» Objective:
Count the lines in the items below that contain the string "free", and reply with only that number.

>>>

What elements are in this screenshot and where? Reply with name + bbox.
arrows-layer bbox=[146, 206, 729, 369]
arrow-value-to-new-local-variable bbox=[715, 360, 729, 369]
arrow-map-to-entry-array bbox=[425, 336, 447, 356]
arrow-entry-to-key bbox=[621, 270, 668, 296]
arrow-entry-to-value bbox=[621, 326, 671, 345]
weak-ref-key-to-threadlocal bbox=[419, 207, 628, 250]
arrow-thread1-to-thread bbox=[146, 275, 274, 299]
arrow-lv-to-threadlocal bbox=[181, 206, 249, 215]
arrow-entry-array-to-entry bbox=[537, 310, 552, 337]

<<<
>>>

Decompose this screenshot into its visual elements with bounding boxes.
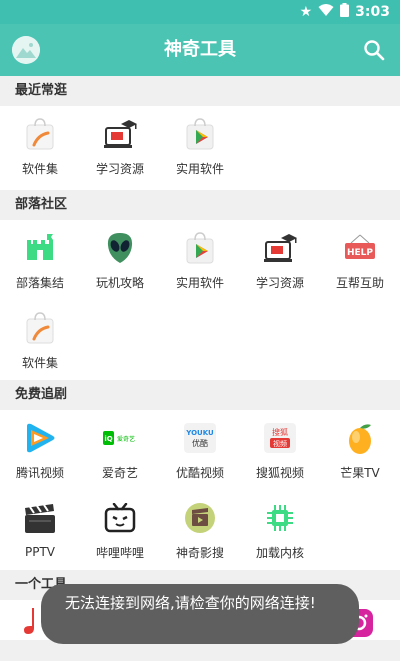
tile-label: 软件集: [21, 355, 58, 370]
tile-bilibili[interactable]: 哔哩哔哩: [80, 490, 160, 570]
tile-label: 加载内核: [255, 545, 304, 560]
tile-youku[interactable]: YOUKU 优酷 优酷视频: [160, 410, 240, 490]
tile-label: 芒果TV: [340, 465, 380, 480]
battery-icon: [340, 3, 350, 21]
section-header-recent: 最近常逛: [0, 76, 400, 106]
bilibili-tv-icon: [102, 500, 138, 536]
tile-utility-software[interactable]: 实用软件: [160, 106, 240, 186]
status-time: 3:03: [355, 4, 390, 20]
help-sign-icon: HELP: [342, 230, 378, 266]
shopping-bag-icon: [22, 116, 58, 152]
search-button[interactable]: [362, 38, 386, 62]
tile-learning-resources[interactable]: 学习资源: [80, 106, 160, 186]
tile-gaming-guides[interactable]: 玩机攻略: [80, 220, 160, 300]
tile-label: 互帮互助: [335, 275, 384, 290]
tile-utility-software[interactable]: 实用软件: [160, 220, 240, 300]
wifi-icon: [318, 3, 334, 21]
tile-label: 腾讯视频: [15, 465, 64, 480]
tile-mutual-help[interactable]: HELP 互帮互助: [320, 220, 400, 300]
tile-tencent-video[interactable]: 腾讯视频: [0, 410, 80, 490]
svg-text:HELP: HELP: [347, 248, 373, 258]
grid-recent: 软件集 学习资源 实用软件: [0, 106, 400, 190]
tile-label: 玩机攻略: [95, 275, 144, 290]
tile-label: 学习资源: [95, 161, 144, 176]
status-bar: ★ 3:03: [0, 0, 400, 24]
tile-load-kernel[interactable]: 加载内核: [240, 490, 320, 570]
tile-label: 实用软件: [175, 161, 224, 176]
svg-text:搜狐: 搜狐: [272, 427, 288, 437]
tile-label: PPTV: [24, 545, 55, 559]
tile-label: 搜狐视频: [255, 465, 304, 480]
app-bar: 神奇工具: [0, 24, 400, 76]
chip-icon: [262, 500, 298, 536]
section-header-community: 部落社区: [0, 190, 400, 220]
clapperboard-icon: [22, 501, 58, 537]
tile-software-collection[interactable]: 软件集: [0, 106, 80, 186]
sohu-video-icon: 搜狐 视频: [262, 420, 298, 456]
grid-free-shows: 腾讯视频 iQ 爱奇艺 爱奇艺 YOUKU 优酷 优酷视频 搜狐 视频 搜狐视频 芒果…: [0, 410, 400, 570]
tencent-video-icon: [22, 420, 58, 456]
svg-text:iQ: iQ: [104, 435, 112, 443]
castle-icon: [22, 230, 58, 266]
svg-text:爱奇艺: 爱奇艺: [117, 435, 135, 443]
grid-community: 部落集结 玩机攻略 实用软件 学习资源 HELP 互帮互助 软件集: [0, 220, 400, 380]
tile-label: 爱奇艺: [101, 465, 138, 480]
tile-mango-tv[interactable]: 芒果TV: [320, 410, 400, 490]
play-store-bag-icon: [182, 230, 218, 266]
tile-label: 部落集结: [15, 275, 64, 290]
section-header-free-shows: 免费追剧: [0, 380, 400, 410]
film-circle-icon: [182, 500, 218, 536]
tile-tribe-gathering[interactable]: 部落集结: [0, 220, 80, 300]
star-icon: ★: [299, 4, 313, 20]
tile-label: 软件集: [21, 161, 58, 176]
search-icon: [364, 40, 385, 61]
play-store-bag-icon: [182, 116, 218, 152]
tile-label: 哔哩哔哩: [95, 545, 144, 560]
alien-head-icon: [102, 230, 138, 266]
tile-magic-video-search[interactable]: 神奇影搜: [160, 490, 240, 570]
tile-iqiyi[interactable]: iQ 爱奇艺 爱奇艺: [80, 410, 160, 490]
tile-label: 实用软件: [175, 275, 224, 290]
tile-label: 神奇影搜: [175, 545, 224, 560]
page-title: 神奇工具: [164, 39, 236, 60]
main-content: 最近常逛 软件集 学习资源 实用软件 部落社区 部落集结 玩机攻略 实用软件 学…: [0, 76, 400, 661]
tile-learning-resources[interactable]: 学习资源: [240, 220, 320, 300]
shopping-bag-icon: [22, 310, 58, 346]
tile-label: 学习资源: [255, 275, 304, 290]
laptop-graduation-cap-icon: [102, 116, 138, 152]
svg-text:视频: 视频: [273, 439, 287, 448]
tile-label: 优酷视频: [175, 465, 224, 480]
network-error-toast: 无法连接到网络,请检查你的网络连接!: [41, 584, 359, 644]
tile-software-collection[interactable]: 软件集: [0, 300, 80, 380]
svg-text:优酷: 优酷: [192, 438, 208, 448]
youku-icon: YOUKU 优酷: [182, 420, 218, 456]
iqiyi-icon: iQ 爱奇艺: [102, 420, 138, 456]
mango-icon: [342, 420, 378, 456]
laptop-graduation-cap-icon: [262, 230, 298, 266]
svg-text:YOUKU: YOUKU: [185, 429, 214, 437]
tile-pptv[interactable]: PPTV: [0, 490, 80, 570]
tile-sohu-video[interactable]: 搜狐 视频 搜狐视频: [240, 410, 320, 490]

<<<

» Result of this task:
2